Material for this exercise
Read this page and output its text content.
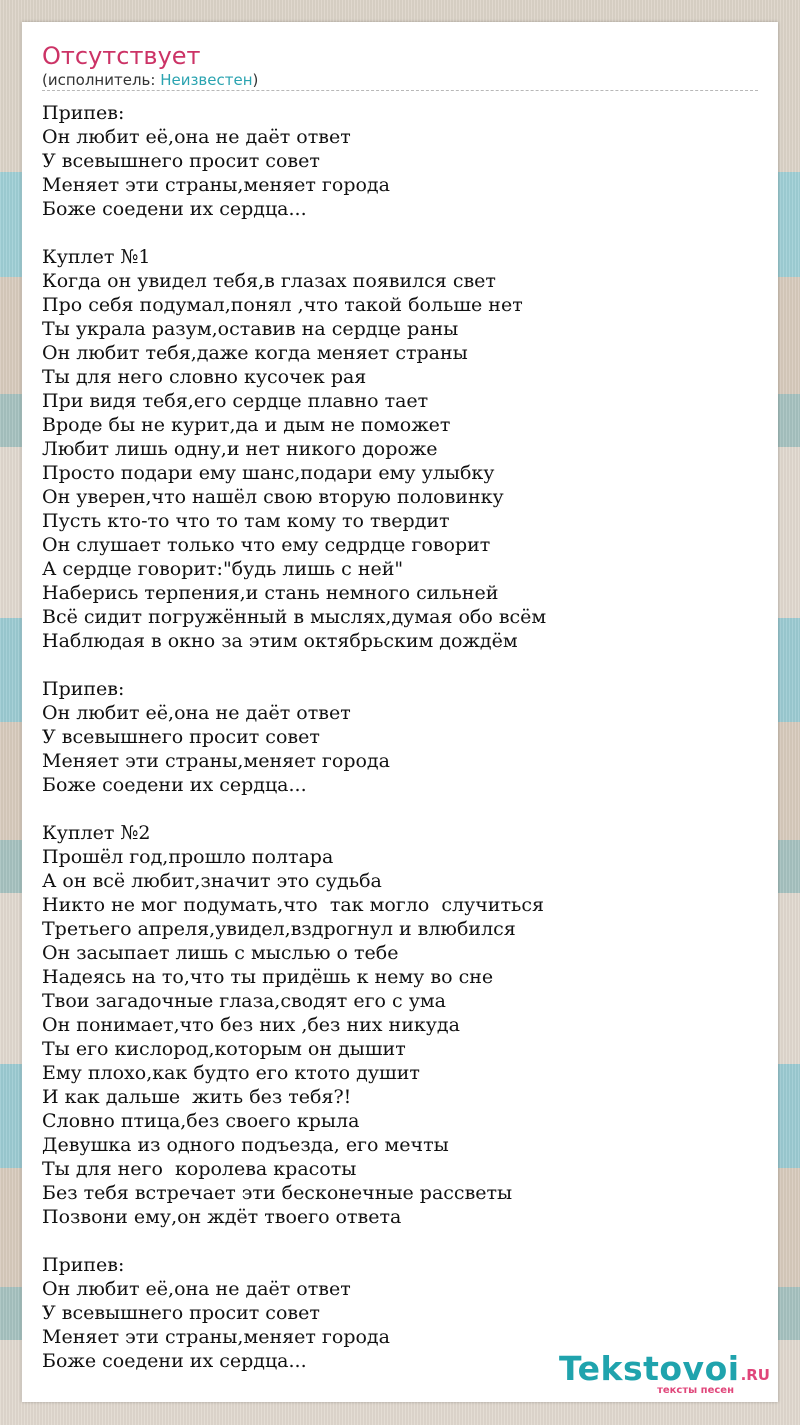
Отсутствует
(исполнитель: Неизвестен)
Припев:
Он любит её,она не даёт ответ
У всевышнего просит совет
Меняет эти страны,меняет города
Боже соедени их сердца...
Куплет №1
Когда он увидел тебя,в глазах появился свет
Про себя подумал,понял ,что такой больше нет
Ты украла разум,оставив на сердце раны
Он любит тебя,даже когда меняет страны
Ты для него словно кусочек рая
При видя тебя,его сердце плавно тает
Вроде бы не курит,да и дым не поможет
Любит лишь одну,и нет никого дороже
Просто подари ему шанс,подари ему улыбку
Он уверен,что нашёл свою вторую половинку
Пусть кто-то что то там кому то твердит
Он слушает только что ему седрдце говорит
А сердце говорит:"будь лишь с ней"
Наберись терпения,и стань немного сильней
Всё сидит погружённый в мыслях,думая обо всём
Наблюдая в окно за этим октябрьским дождём
Припев:
Он любит её,она не даёт ответ
У всевышнего просит совет
Меняет эти страны,меняет города
Боже соедени их сердца...
Куплет №2
Прошёл год,прошло полтара
А он всё любит,значит это судьба
Никто не мог подумать,что  так могло  случиться
Третьего апреля,увидел,вздрогнул и влюбился
Он засыпает лишь с мыслью о тебе
Надеясь на то,что ты придёшь к нему во сне
Твои загадочные глаза,сводят его с ума
Он понимает,что без них ,без них никуда
Ты его кислород,которым он дышит
Ему плохо,как будто его ктото душит
И как дальше  жить без тебя?!
Словно птица,без своего крыла
Девушка из одного подъезда, его мечты
Ты для него  королева красоты
Без тебя встречает эти бесконечные рассветы
Позвони ему,он ждёт твоего ответа
Припев:
Он любит её,она не даёт ответ
У всевышнего просит совет
Меняет эти страны,меняет города
Боже соедени их сердца...	Tekstovoi.RU
тексты песен
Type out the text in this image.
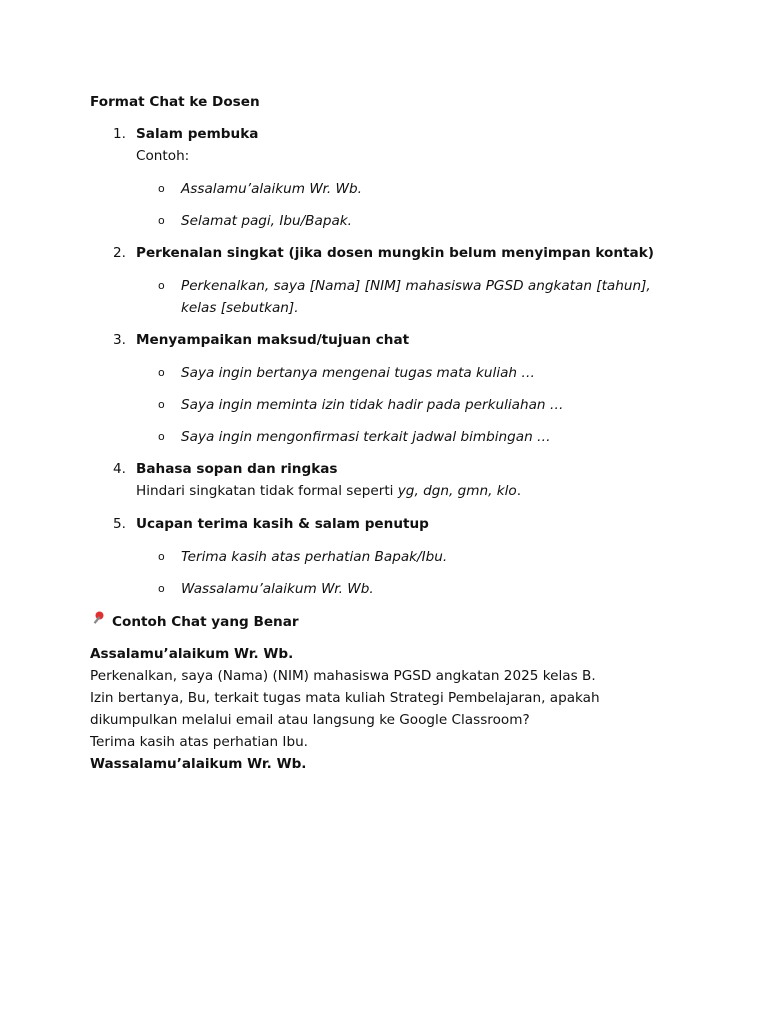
Format Chat ke Dosen
1. Salam pembuka
Contoh:
o Assalamu’alaikum Wr. Wb.
o Selamat pagi, Ibu/Bapak.
2. Perkenalan singkat (jika dosen mungkin belum menyimpan kontak)
o Perkenalkan, saya [Nama] [NIM] mahasiswa PGSD angkatan [tahun], kelas [sebutkan].
3. Menyampaikan maksud/tujuan chat
o Saya ingin bertanya mengenai tugas mata kuliah …
o Saya ingin meminta izin tidak hadir pada perkuliahan …
o Saya ingin mengonfirmasi terkait jadwal bimbingan …
4. Bahasa sopan dan ringkas
Hindari singkatan tidak formal seperti yg, dgn, gmn, klo.
5. Ucapan terima kasih & salam penutup
o Terima kasih atas perhatian Bapak/Ibu.
o Wassalamu’alaikum Wr. Wb.
Contoh Chat yang Benar

Assalamu’alaikum Wr. Wb.

Perkenalkan, saya (Nama) (NIM) mahasiswa PGSD angkatan 2025 kelas B.

Izin bertanya, Bu, terkait tugas mata kuliah Strategi Pembelajaran, apakah dikumpulkan melalui email atau langsung ke Google Classroom?

Terima kasih atas perhatian Ibu.

Wassalamu’alaikum Wr. Wb.
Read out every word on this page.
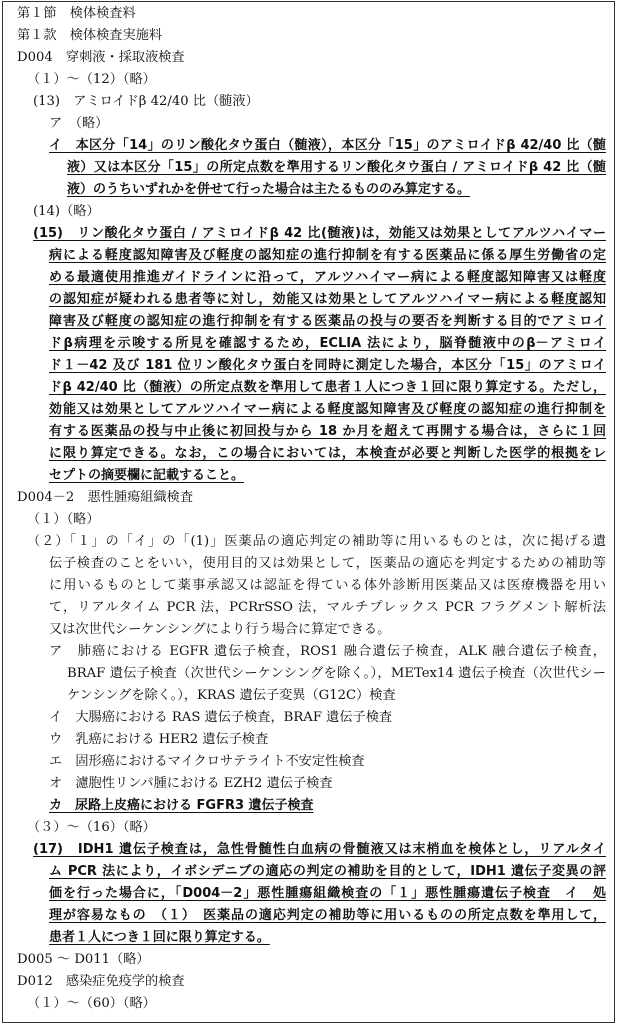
第１節　検体検査料
第１款　検体検査実施料
D004　穿刺液・採取液検査
（１）～（12）（略）
(13)　アミロイドβ 42/40 比（髄液）
ア　（略）
イ　本区分「14」のリン酸化タウ蛋白（髄液），本区分「15」のアミロイドβ 42/40 比（髄
液）又は本区分「15」の所定点数を準用するリン酸化タウ蛋白 / アミロイドβ 42 比（髄
液）のうちいずれかを併せて行った場合は主たるもののみ算定する。
(14)（略）
(15)　リン酸化タウ蛋白 / アミロイドβ 42 比(髄液)は，効能又は効果としてアルツハイマー
病による軽度認知障害及び軽度の認知症の進行抑制を有する医薬品に係る厚生労働省の定
める最適使用推進ガイドラインに沿って，アルツハイマー病による軽度認知障害又は軽度
の認知症が疑われる患者等に対し，効能又は効果としてアルツハイマー病による軽度認知
障害及び軽度の認知症の進行抑制を有する医薬品の投与の要否を判断する目的でアミロイ
ドβ病理を示唆する所見を確認するため，ECLIA 法により，脳脊髄液中のβ－アミロイ
ド１－42 及び 181 位リン酸化タウ蛋白を同時に測定した場合，本区分「15」のアミロイ
ドβ 42/40 比（髄液）の所定点数を準用して患者１人につき１回に限り算定する。ただし，
効能又は効果としてアルツハイマー病による軽度認知障害及び軽度の認知症の進行抑制を
有する医薬品の投与中止後に初回投与から 18 か月を超えて再開する場合は，さらに１回
に限り算定できる。なお，この場合においては，本検査が必要と判断した医学的根拠をレ
セプトの摘要欄に記載すること。
D004－2　悪性腫瘍組織検査
（１）（略）
（２）「１」の「イ」の「(1)」医薬品の適応判定の補助等に用いるものとは，次に掲げる遺
伝子検査のことをいい，使用目的又は効果として，医薬品の適応を判定するための補助等
に用いるものとして薬事承認又は認証を得ている体外診断用医薬品又は医療機器を用い
て，リアルタイム PCR 法，PCRrSSO 法，マルチプレックス PCR フラグメント解析法
又は次世代シーケンシングにより行う場合に算定できる。
ア　肺癌における EGFR 遺伝子検査，ROS1 融合遺伝子検査，ALK 融合遺伝子検査，
BRAF 遺伝子検査（次世代シーケンシングを除く。），METex14 遺伝子検査（次世代シー
ケンシングを除く。），KRAS 遺伝子変異（G12C）検査
イ　大腸癌における RAS 遺伝子検査，BRAF 遺伝子検査
ウ　乳癌における HER2 遺伝子検査
エ　固形癌におけるマイクロサテライト不安定性検査
オ　濾胞性リンパ腫における EZH2 遺伝子検査
カ　尿路上皮癌における FGFR3 遺伝子検査
（３）～（16）（略）
(17)　IDH1 遺伝子検査は，急性骨髄性白血病の骨髄液又は末梢血を検体とし，リアルタイ
ム PCR 法により，イボシデニブの適応の判定の補助を目的として，IDH1 遺伝子変異の評
価を行った場合に，「D004－2」悪性腫瘍組織検査の「１」悪性腫瘍遺伝子検査　イ　処
理が容易なもの　（１）　医薬品の適応判定の補助等に用いるものの所定点数を準用して，
患者１人につき１回に限り算定する。
D005 ～ D011（略）
D012　感染症免疫学的検査
（１）～（60）（略）
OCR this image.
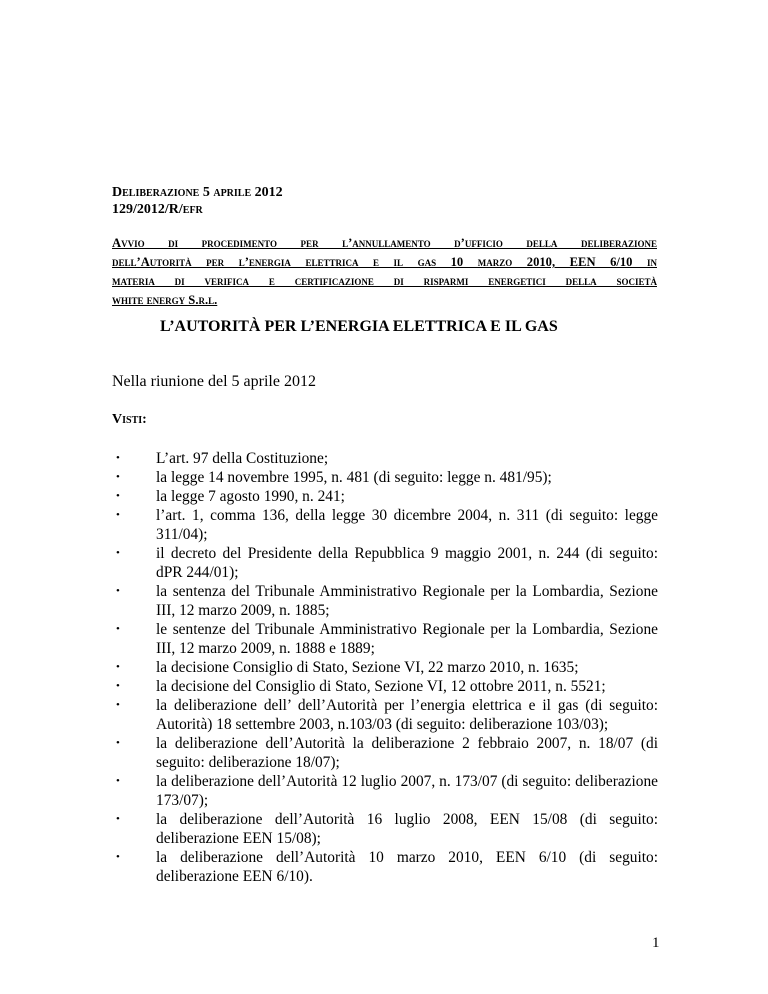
Deliberazione 5 aprile 2012
129/2012/R/efr
Avvio di procedimento per l’annullamento d’ufficio della deliberazione
dell’Autorità per l’energia elettrica e il gas 10 marzo 2010, EEN 6/10 in
materia di verifica e certificazione di risparmi energetici della società
white energy S.r.l.
L’AUTORITÀ PER L’ENERGIA ELETTRICA E IL GAS
Nella riunione del 5 aprile 2012
Visti:
• L’art. 97 della Costituzione;
• la legge 14 novembre 1995, n. 481 (di seguito: legge n. 481/95);
• la legge 7 agosto 1990, n. 241;
• l’art. 1, comma 136, della legge 30 dicembre 2004, n. 311 (di seguito: legge 311/04);
• il decreto del Presidente della Repubblica 9 maggio 2001, n. 244 (di seguito: dPR 244/01);
• la sentenza del Tribunale Amministrativo Regionale per la Lombardia, Sezione III, 12 marzo 2009, n. 1885;
• le sentenze del Tribunale Amministrativo Regionale per la Lombardia, Sezione III, 12 marzo 2009, n. 1888 e 1889;
• la decisione Consiglio di Stato, Sezione VI, 22 marzo 2010, n. 1635;
• la decisione del Consiglio di Stato, Sezione VI, 12 ottobre 2011, n. 5521;
• la deliberazione dell’ dell’Autorità per l’energia elettrica e il gas (di seguito: Autorità) 18 settembre 2003, n.103/03 (di seguito: deliberazione 103/03);
• la deliberazione dell’Autorità la deliberazione 2 febbraio 2007, n. 18/07 (di seguito: deliberazione 18/07);
• la deliberazione dell’Autorità 12 luglio 2007, n. 173/07 (di seguito: deliberazione 173/07);
• la deliberazione dell’Autorità 16 luglio 2008, EEN 15/08 (di seguito: deliberazione EEN 15/08);
• la deliberazione dell’Autorità 10 marzo 2010, EEN 6/10 (di seguito: deliberazione EEN 6/10).
1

Short task
Spot every line that holds "Consiglio" and copy it.

Response to this task
• la decisione Consiglio di Stato, Sezione VI, 22 marzo 2010, n. 1635;
• la decisione del Consiglio di Stato, Sezione VI, 12 ottobre 2011, n. 5521;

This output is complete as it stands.